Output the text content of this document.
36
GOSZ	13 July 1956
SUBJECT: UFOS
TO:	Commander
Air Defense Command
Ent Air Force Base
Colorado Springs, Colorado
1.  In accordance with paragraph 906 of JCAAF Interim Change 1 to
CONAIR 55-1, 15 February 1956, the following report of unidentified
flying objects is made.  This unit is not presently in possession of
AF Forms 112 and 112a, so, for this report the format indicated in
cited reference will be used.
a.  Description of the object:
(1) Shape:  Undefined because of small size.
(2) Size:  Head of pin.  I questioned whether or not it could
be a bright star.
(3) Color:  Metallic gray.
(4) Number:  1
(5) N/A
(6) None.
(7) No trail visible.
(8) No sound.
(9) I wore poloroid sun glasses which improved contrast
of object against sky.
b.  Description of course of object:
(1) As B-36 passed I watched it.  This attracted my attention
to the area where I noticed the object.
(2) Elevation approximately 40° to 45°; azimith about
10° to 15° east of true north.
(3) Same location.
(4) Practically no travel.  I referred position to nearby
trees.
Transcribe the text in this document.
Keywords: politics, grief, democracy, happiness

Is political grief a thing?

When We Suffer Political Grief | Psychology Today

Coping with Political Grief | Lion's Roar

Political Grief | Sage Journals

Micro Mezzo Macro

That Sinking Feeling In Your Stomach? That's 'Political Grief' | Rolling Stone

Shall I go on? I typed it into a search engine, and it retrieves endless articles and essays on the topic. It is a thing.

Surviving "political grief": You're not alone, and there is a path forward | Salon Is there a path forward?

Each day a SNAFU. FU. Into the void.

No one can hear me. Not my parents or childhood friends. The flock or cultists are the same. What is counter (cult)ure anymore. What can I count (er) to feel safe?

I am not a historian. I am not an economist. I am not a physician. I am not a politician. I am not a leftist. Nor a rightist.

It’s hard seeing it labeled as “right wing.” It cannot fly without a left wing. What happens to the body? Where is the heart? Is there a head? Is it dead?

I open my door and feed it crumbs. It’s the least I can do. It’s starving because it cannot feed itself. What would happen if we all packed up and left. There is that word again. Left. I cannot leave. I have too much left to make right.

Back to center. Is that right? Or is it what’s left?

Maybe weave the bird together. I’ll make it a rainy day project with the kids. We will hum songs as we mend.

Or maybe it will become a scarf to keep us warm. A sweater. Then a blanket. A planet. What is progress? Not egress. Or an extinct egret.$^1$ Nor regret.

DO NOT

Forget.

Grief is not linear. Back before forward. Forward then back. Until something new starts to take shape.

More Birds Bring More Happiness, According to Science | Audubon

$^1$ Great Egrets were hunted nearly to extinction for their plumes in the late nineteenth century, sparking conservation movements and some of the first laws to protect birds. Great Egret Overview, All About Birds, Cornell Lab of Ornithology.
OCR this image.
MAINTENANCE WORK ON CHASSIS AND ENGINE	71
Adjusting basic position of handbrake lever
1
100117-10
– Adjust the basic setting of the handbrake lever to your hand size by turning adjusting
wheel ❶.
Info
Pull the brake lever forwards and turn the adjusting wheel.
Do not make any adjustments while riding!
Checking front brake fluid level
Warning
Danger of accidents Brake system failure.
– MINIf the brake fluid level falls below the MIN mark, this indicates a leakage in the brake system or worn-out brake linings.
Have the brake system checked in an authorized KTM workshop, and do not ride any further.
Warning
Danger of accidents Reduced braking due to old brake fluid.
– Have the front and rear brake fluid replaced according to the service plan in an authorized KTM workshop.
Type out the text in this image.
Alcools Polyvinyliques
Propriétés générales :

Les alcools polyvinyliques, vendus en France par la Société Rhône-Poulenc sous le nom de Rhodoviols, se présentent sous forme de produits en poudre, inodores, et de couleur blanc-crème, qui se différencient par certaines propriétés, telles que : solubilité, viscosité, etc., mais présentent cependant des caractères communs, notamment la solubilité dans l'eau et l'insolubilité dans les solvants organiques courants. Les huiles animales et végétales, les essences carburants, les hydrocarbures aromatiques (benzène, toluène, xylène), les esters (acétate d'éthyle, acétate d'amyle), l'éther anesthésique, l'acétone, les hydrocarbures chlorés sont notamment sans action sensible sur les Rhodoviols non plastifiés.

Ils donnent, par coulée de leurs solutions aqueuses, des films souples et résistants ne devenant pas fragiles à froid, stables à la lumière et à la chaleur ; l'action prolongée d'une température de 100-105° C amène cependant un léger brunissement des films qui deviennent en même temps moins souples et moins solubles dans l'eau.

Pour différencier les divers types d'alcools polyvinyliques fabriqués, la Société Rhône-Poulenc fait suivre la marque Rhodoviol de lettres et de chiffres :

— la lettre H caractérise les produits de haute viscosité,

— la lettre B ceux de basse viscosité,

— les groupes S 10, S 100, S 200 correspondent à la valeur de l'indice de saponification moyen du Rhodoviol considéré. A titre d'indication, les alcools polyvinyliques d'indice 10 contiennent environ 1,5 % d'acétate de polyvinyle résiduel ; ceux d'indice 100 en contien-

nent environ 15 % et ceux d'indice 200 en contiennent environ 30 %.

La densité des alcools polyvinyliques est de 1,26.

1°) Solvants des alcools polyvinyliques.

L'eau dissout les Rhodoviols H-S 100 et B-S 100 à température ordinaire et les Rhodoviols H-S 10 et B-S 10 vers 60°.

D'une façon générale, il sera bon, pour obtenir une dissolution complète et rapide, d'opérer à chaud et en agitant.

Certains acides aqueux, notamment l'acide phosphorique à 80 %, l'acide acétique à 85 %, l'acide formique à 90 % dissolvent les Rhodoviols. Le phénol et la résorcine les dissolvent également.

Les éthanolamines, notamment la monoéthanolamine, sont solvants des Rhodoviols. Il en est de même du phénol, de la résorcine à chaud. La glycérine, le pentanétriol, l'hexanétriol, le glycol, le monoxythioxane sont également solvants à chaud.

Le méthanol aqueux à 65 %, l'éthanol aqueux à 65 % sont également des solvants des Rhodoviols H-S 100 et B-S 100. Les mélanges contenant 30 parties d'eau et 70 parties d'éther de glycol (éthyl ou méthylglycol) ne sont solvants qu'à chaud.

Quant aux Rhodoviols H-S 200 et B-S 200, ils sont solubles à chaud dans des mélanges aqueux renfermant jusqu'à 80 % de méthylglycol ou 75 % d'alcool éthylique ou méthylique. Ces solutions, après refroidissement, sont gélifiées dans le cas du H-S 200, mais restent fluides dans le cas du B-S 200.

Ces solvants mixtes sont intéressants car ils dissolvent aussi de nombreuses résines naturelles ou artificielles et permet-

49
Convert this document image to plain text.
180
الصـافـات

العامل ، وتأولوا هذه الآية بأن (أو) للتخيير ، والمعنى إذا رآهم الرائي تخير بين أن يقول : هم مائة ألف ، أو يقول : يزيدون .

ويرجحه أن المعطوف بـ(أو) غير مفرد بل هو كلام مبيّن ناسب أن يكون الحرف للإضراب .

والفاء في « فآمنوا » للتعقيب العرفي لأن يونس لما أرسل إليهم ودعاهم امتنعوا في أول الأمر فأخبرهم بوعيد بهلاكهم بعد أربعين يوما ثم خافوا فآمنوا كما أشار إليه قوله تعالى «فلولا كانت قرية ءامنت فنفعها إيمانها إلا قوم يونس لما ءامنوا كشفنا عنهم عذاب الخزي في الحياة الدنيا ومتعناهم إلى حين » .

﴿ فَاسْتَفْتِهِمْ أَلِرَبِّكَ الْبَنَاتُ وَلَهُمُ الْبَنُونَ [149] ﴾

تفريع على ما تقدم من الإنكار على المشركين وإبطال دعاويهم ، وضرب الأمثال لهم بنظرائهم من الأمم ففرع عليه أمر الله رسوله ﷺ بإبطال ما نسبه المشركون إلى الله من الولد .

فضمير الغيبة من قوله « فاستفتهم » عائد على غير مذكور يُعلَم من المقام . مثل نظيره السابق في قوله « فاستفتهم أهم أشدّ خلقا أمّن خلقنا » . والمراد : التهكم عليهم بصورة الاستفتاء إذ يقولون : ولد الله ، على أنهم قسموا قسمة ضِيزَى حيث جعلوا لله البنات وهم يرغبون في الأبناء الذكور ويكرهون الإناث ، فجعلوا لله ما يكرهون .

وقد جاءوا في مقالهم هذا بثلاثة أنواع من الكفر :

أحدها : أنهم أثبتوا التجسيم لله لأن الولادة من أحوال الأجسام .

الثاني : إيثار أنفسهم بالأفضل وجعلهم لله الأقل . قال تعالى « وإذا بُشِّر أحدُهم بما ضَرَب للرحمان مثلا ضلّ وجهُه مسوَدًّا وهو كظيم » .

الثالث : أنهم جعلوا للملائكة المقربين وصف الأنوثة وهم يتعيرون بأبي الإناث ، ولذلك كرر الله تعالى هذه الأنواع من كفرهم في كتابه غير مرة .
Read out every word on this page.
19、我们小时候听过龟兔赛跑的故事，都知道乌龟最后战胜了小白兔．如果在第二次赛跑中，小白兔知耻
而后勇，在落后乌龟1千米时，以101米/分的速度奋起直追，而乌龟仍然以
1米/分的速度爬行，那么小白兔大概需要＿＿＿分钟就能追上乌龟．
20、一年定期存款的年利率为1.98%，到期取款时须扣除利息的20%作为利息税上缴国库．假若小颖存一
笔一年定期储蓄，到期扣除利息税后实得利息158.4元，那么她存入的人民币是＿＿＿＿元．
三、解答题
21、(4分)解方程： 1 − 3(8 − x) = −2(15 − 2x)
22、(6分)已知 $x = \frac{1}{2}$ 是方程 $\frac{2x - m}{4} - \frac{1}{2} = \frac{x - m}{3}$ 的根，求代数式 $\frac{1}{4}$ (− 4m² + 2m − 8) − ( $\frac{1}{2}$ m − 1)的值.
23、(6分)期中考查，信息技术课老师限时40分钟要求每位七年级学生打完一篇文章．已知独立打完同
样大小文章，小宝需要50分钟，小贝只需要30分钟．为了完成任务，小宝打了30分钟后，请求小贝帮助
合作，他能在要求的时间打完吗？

____________________

WHAT IS EXPECTED ->
Identify every line where the string "environ" appears.

RIGHT ANSWER ->
— les groupes S 10, S 100, S 200 correspondent à la valeur de l'indice de saponification moyen du Rhodoviol considéré. A titre d'indication, les alcools polyvinyliques d'indice 10 contiennent environ 1,5 % d'acétate de polyvinyle résiduel ; ceux d'indice 100 en contien-
nent environ 15 % et ceux d'indice 200 en contiennent environ 30 %.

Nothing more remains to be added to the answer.